» **What to work on**: Find the word "ylabel" in the material below and gather every line that contains it.

» **Provided material**:
▼

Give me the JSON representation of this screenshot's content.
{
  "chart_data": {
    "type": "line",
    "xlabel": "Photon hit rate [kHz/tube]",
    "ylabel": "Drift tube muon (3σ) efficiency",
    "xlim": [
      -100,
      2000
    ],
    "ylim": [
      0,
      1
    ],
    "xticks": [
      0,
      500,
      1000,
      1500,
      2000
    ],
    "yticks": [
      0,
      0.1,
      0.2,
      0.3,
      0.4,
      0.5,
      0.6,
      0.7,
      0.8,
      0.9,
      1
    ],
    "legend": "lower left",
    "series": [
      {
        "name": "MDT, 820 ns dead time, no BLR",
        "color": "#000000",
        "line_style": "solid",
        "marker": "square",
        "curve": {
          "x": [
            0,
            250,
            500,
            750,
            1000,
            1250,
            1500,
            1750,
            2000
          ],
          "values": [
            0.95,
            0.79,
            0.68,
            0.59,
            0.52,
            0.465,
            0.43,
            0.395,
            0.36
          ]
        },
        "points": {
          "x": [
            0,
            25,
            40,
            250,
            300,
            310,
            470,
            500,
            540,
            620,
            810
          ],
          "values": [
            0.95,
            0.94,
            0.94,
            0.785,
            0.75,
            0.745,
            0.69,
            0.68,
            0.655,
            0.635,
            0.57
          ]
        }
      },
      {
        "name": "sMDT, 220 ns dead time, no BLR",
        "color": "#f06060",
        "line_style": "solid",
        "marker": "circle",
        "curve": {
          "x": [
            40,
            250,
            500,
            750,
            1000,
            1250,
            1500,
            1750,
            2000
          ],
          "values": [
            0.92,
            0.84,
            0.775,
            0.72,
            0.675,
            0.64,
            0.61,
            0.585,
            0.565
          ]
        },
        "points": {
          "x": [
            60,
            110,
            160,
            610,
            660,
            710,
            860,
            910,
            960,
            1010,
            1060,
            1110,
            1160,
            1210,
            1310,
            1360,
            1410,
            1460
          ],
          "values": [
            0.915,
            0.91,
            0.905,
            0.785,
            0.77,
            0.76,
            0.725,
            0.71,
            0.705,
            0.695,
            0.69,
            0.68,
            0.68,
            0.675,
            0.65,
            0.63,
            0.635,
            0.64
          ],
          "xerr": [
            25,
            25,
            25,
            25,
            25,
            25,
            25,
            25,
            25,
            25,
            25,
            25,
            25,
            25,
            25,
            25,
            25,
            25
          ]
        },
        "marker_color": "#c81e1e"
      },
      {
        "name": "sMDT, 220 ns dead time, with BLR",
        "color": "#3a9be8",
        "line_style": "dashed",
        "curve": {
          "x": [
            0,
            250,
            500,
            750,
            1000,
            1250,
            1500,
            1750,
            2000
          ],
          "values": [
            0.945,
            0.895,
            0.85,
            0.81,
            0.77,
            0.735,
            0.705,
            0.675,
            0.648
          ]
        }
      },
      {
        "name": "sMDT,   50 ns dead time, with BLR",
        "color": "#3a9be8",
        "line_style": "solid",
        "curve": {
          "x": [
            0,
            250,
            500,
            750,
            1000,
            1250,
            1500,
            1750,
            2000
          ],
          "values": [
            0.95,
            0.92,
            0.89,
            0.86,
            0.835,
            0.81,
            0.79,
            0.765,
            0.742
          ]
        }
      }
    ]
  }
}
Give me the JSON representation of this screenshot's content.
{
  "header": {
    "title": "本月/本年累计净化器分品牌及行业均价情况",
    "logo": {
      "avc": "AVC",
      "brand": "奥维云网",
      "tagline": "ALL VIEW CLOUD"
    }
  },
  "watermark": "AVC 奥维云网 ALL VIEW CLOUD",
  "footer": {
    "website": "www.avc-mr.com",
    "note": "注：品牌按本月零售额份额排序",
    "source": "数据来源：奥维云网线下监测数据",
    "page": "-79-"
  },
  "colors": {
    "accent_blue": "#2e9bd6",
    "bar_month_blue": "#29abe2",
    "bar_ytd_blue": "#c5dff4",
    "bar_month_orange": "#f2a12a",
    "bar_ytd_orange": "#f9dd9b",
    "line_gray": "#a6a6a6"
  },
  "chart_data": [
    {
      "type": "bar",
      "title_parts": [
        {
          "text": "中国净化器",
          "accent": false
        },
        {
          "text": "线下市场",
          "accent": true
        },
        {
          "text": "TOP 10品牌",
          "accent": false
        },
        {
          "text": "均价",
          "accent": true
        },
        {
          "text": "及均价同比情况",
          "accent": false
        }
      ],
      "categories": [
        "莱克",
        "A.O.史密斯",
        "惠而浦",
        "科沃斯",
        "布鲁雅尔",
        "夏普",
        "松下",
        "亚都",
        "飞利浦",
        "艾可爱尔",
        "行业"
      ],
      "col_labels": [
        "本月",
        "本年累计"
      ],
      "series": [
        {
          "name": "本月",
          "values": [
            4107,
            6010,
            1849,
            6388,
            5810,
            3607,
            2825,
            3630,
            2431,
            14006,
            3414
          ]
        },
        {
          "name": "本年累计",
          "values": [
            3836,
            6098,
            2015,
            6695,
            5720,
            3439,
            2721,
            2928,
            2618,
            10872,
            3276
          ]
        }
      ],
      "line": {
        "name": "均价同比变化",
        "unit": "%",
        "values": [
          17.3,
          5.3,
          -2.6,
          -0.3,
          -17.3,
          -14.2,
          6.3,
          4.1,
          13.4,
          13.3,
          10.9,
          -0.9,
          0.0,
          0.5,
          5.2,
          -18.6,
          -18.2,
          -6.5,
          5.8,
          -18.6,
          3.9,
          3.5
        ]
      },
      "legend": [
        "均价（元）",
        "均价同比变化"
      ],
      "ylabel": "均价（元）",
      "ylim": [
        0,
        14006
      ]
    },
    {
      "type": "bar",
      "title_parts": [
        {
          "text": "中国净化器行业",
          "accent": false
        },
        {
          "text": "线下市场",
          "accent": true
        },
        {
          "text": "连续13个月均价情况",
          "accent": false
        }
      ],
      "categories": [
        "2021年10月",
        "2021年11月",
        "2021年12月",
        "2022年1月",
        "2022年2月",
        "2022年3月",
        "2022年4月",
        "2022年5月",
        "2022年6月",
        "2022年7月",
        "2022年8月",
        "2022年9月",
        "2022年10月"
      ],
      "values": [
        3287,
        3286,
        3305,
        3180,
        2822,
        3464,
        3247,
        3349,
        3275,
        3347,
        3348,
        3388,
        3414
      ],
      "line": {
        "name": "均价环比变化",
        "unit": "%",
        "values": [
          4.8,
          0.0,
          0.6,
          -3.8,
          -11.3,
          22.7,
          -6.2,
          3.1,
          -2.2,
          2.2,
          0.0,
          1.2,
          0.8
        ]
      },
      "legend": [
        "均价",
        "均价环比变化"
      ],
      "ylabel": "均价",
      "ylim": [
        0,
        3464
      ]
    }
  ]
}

▲

» **The reply**:
    "ylabel": "Drift tube muon (3σ) efficiency",
      "ylabel": "均价（元）",
      "ylabel": "均价",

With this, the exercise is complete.